◆ Goal
Every record below should be written out exactly; pictures stay out.
============
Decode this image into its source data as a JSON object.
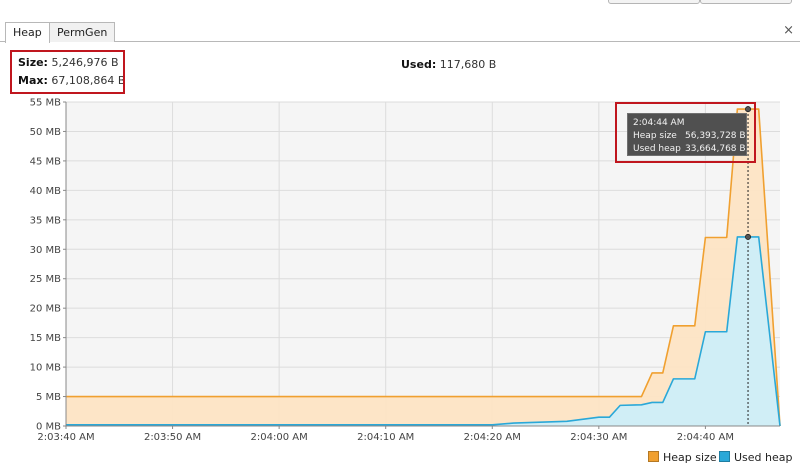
{
  "tabs": [
    {
      "label": "Heap",
      "active": true
    },
    {
      "label": "PermGen",
      "active": false
    }
  ],
  "tab_close_glyph": "×",
  "info": {
    "size_label": "Size:",
    "size_value": "5,246,976 B",
    "max_label": "Max:",
    "max_value": "67,108,864 B",
    "used_label": "Used:",
    "used_value": "117,680 B"
  },
  "tooltip": {
    "time": "2:04:44 AM",
    "heap_size_label": "Heap size",
    "heap_size_value": "56,393,728 B",
    "used_heap_label": "Used heap",
    "used_heap_value": "33,664,768 B"
  },
  "colors": {
    "heap_size": "#f0a030",
    "used_heap": "#2aa8d8",
    "highlight": "#c0161e"
  },
  "chart_data": {
    "type": "area",
    "ylim": [
      0,
      55
    ],
    "y_unit": "MB",
    "y_ticks": [
      "0 MB",
      "5 MB",
      "10 MB",
      "15 MB",
      "20 MB",
      "25 MB",
      "30 MB",
      "35 MB",
      "40 MB",
      "45 MB",
      "50 MB",
      "55 MB"
    ],
    "x_ticks": [
      "2:03:40 AM",
      "2:03:50 AM",
      "2:04:00 AM",
      "2:04:10 AM",
      "2:04:20 AM",
      "2:04:30 AM",
      "2:04:40 AM"
    ],
    "xlim": [
      "2:03:40 AM",
      "2:04:47 AM"
    ],
    "grid": true,
    "legend_position": "bottom-right",
    "series": [
      {
        "name": "Heap size",
        "points": [
          [
            "2:03:40 AM",
            5.0
          ],
          [
            "2:04:34 AM",
            5.0
          ],
          [
            "2:04:35 AM",
            9.0
          ],
          [
            "2:04:36 AM",
            9.0
          ],
          [
            "2:04:37 AM",
            17.0
          ],
          [
            "2:04:39 AM",
            17.0
          ],
          [
            "2:04:40 AM",
            32.0
          ],
          [
            "2:04:42 AM",
            32.0
          ],
          [
            "2:04:43 AM",
            53.8
          ],
          [
            "2:04:45 AM",
            53.8
          ],
          [
            "2:04:47 AM",
            0.0
          ]
        ]
      },
      {
        "name": "Used heap",
        "points": [
          [
            "2:03:40 AM",
            0.2
          ],
          [
            "2:04:20 AM",
            0.2
          ],
          [
            "2:04:22 AM",
            0.5
          ],
          [
            "2:04:27 AM",
            0.8
          ],
          [
            "2:04:30 AM",
            1.5
          ],
          [
            "2:04:31 AM",
            1.5
          ],
          [
            "2:04:32 AM",
            3.5
          ],
          [
            "2:04:34 AM",
            3.6
          ],
          [
            "2:04:35 AM",
            4.0
          ],
          [
            "2:04:36 AM",
            4.0
          ],
          [
            "2:04:37 AM",
            8.0
          ],
          [
            "2:04:39 AM",
            8.0
          ],
          [
            "2:04:40 AM",
            16.0
          ],
          [
            "2:04:42 AM",
            16.0
          ],
          [
            "2:04:43 AM",
            32.1
          ],
          [
            "2:04:45 AM",
            32.1
          ],
          [
            "2:04:47 AM",
            0.0
          ]
        ]
      }
    ],
    "marker_time": "2:04:44 AM"
  }
}
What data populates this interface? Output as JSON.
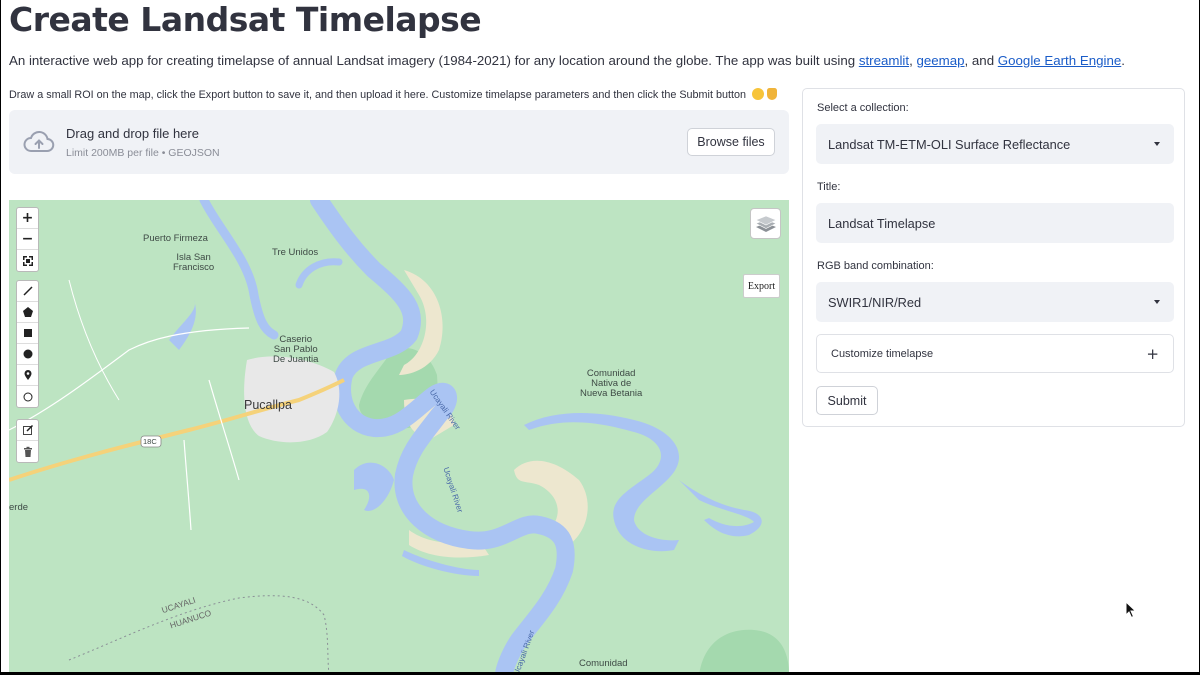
{
  "header": {
    "title": "Create Landsat Timelapse",
    "intro_prefix": "An interactive web app for creating timelapse of annual Landsat imagery (1984-2021) for any location around the globe. The app was built using ",
    "link_streamlit": "streamlit",
    "sep1": ", ",
    "link_geemap": "geemap",
    "sep2": ", and ",
    "link_gee": "Google Earth Engine",
    "intro_suffix": "."
  },
  "instructions": "Draw a small ROI on the map, click the Export button to save it, and then upload it here. Customize timelapse parameters and then click the Submit button",
  "uploader": {
    "title": "Drag and drop file here",
    "limit": "Limit 200MB per file • GEOJSON",
    "browse_label": "Browse files"
  },
  "map": {
    "export_label": "Export",
    "labels": {
      "puerto_firmeza": "Puerto Firmeza",
      "isla_san_francisco": "Isla San\nFrancisco",
      "tre_unidos": "Tre Unidos",
      "caserio": "Caserio\nSan Pablo\nDe Juantia",
      "pucallpa": "Pucallpa",
      "comunidad_nativa": "Comunidad\nNativa de\nNueva Betania",
      "ucayali_river_1": "Ucayali River",
      "ucayali_river_2": "Ucayali River",
      "ucayali_river_3": "Ucayali River",
      "road_18c": "18C",
      "verde": "erde",
      "ucayali_region": "UCAYALI",
      "huanuco_region": "HUANUCO",
      "comunidad_bottom": "Comunidad"
    },
    "colors": {
      "land": "#bde4c2",
      "water": "#aac4f3",
      "sand": "#ede7cf",
      "urban": "#e8e8e8",
      "road": "#f5d27a"
    }
  },
  "panel": {
    "collection_label": "Select a collection:",
    "collection_value": "Landsat TM-ETM-OLI Surface Reflectance",
    "title_label": "Title:",
    "title_value": "Landsat Timelapse",
    "rgb_label": "RGB band combination:",
    "rgb_value": "SWIR1/NIR/Red",
    "customize_label": "Customize timelapse",
    "submit_label": "Submit"
  }
}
============
◆ Answer to the exercise
Decode this image into its source data as a JSON object.
{
  "tabs": [
    {
      "label": "Heap",
      "active": true
    },
    {
      "label": "PermGen",
      "active": false
    }
  ],
  "tab_close_glyph": "×",
  "info": {
    "size_label": "Size:",
    "size_value": "5,246,976 B",
    "max_label": "Max:",
    "max_value": "67,108,864 B",
    "used_label": "Used:",
    "used_value": "117,680 B"
  },
  "tooltip": {
    "time": "2:04:44 AM",
    "heap_size_label": "Heap size",
    "heap_size_value": "56,393,728 B",
    "used_heap_label": "Used heap",
    "used_heap_value": "33,664,768 B"
  },
  "colors": {
    "heap_size": "#f0a030",
    "used_heap": "#2aa8d8",
    "highlight": "#c0161e"
  },
  "chart_data": {
    "type": "area",
    "ylim": [
      0,
      55
    ],
    "y_unit": "MB",
    "y_ticks": [
      "0 MB",
      "5 MB",
      "10 MB",
      "15 MB",
      "20 MB",
      "25 MB",
      "30 MB",
      "35 MB",
      "40 MB",
      "45 MB",
      "50 MB",
      "55 MB"
    ],
    "x_ticks": [
      "2:03:40 AM",
      "2:03:50 AM",
      "2:04:00 AM",
      "2:04:10 AM",
      "2:04:20 AM",
      "2:04:30 AM",
      "2:04:40 AM"
    ],
    "xlim": [
      "2:03:40 AM",
      "2:04:47 AM"
    ],
    "grid": true,
    "legend_position": "bottom-right",
    "series": [
      {
        "name": "Heap size",
        "points": [
          [
            "2:03:40 AM",
            5.0
          ],
          [
            "2:04:34 AM",
            5.0
          ],
          [
            "2:04:35 AM",
            9.0
          ],
          [
            "2:04:36 AM",
            9.0
          ],
          [
            "2:04:37 AM",
            17.0
          ],
          [
            "2:04:39 AM",
            17.0
          ],
          [
            "2:04:40 AM",
            32.0
          ],
          [
            "2:04:42 AM",
            32.0
          ],
          [
            "2:04:43 AM",
            53.8
          ],
          [
            "2:04:45 AM",
            53.8
          ],
          [
            "2:04:47 AM",
            0.0
          ]
        ]
      },
      {
        "name": "Used heap",
        "points": [
          [
            "2:03:40 AM",
            0.2
          ],
          [
            "2:04:20 AM",
            0.2
          ],
          [
            "2:04:22 AM",
            0.5
          ],
          [
            "2:04:27 AM",
            0.8
          ],
          [
            "2:04:30 AM",
            1.5
          ],
          [
            "2:04:31 AM",
            1.5
          ],
          [
            "2:04:32 AM",
            3.5
          ],
          [
            "2:04:34 AM",
            3.6
          ],
          [
            "2:04:35 AM",
            4.0
          ],
          [
            "2:04:36 AM",
            4.0
          ],
          [
            "2:04:37 AM",
            8.0
          ],
          [
            "2:04:39 AM",
            8.0
          ],
          [
            "2:04:40 AM",
            16.0
          ],
          [
            "2:04:42 AM",
            16.0
          ],
          [
            "2:04:43 AM",
            32.1
          ],
          [
            "2:04:45 AM",
            32.1
          ],
          [
            "2:04:47 AM",
            0.0
          ]
        ]
      }
    ],
    "marker_time": "2:04:44 AM"
  }
}
What data populates this interface? Output as JSON.
{
  "header": {
    "title": "Create Landsat Timelapse",
    "intro_prefix": "An interactive web app for creating timelapse of annual Landsat imagery (1984-2021) for any location around the globe. The app was built using ",
    "link_streamlit": "streamlit",
    "sep1": ", ",
    "link_geemap": "geemap",
    "sep2": ", and ",
    "link_gee": "Google Earth Engine",
    "intro_suffix": "."
  },
  "instructions": "Draw a small ROI on the map, click the Export button to save it, and then upload it here. Customize timelapse parameters and then click the Submit button",
  "uploader": {
    "title": "Drag and drop file here",
    "limit": "Limit 200MB per file • GEOJSON",
    "browse_label": "Browse files"
  },
  "map": {
    "export_label": "Export",
    "labels": {
      "puerto_firmeza": "Puerto Firmeza",
      "isla_san_francisco": "Isla San\nFrancisco",
      "tre_unidos": "Tre Unidos",
      "caserio": "Caserio\nSan Pablo\nDe Juantia",
      "pucallpa": "Pucallpa",
      "comunidad_nativa": "Comunidad\nNativa de\nNueva Betania",
      "ucayali_river_1": "Ucayali River",
      "ucayali_river_2": "Ucayali River",
      "ucayali_river_3": "Ucayali River",
      "road_18c": "18C",
      "verde": "erde",
      "ucayali_region": "UCAYALI",
      "huanuco_region": "HUANUCO",
      "comunidad_bottom": "Comunidad"
    },
    "colors": {
      "land": "#bde4c2",
      "water": "#aac4f3",
      "sand": "#ede7cf",
      "urban": "#e8e8e8",
      "road": "#f5d27a"
    }
  },
  "panel": {
    "collection_label": "Select a collection:",
    "collection_value": "Landsat TM-ETM-OLI Surface Reflectance",
    "title_label": "Title:",
    "title_value": "Landsat Timelapse",
    "rgb_label": "RGB band combination:",
    "rgb_value": "SWIR1/NIR/Red",
    "customize_label": "Customize timelapse",
    "submit_label": "Submit"
  }
}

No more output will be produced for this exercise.